## start

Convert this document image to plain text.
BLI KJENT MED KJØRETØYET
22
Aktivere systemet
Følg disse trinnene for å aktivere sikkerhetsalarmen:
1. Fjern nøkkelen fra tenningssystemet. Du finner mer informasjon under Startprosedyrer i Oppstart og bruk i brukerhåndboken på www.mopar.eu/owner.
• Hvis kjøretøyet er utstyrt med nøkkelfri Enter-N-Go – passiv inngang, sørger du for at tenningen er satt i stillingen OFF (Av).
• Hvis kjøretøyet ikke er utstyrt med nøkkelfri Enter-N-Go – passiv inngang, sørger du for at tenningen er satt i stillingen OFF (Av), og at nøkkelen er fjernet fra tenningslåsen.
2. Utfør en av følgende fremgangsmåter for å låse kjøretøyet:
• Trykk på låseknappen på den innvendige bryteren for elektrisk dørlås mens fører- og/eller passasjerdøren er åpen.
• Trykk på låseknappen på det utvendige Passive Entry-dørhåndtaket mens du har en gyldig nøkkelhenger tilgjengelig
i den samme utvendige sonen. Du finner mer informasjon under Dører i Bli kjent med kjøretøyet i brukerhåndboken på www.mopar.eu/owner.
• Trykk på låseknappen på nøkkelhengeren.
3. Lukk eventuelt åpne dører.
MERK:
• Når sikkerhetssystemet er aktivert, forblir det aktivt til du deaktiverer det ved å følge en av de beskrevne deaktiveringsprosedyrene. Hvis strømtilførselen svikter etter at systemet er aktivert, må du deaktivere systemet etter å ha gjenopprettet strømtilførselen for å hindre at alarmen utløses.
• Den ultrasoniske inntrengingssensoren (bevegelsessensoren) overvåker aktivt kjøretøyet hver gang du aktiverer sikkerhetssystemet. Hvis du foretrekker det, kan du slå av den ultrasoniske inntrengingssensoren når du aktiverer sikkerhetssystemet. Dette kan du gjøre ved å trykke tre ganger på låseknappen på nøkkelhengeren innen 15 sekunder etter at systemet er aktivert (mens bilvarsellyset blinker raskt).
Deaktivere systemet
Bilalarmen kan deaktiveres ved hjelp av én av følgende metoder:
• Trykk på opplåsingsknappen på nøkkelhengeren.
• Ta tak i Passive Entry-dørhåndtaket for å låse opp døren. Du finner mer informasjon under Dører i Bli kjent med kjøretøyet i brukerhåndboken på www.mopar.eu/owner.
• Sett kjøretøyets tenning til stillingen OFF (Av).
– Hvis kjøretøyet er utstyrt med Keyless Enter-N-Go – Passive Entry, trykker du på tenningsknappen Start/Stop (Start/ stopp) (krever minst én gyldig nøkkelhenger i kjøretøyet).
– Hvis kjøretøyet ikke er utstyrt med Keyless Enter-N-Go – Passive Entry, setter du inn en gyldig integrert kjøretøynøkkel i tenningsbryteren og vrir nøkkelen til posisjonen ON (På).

## end

• _Required work_: Gather from the records above every line containing the string "aktivert".

• _Solution for this exercise_:
• Når sikkerhetssystemet er aktivert, forblir det aktivt til du deaktiverer det ved å følge en av de beskrevne deaktiveringsprosedyrene. Hvis strømtilførselen svikter etter at systemet er aktivert, må du deaktivere systemet etter å ha gjenopprettet strømtilførselen for å hindre at alarmen utløses.
• Den ultrasoniske inntrengingssensoren (bevegelsessensoren) overvåker aktivt kjøretøyet hver gang du aktiverer sikkerhetssystemet. Hvis du foretrekker det, kan du slå av den ultrasoniske inntrengingssensoren når du aktiverer sikkerhetssystemet. Dette kan du gjøre ved å trykke tre ganger på låseknappen på nøkkelhengeren innen 15 sekunder etter at systemet er aktivert (mens bilvarsellyset blinker raskt).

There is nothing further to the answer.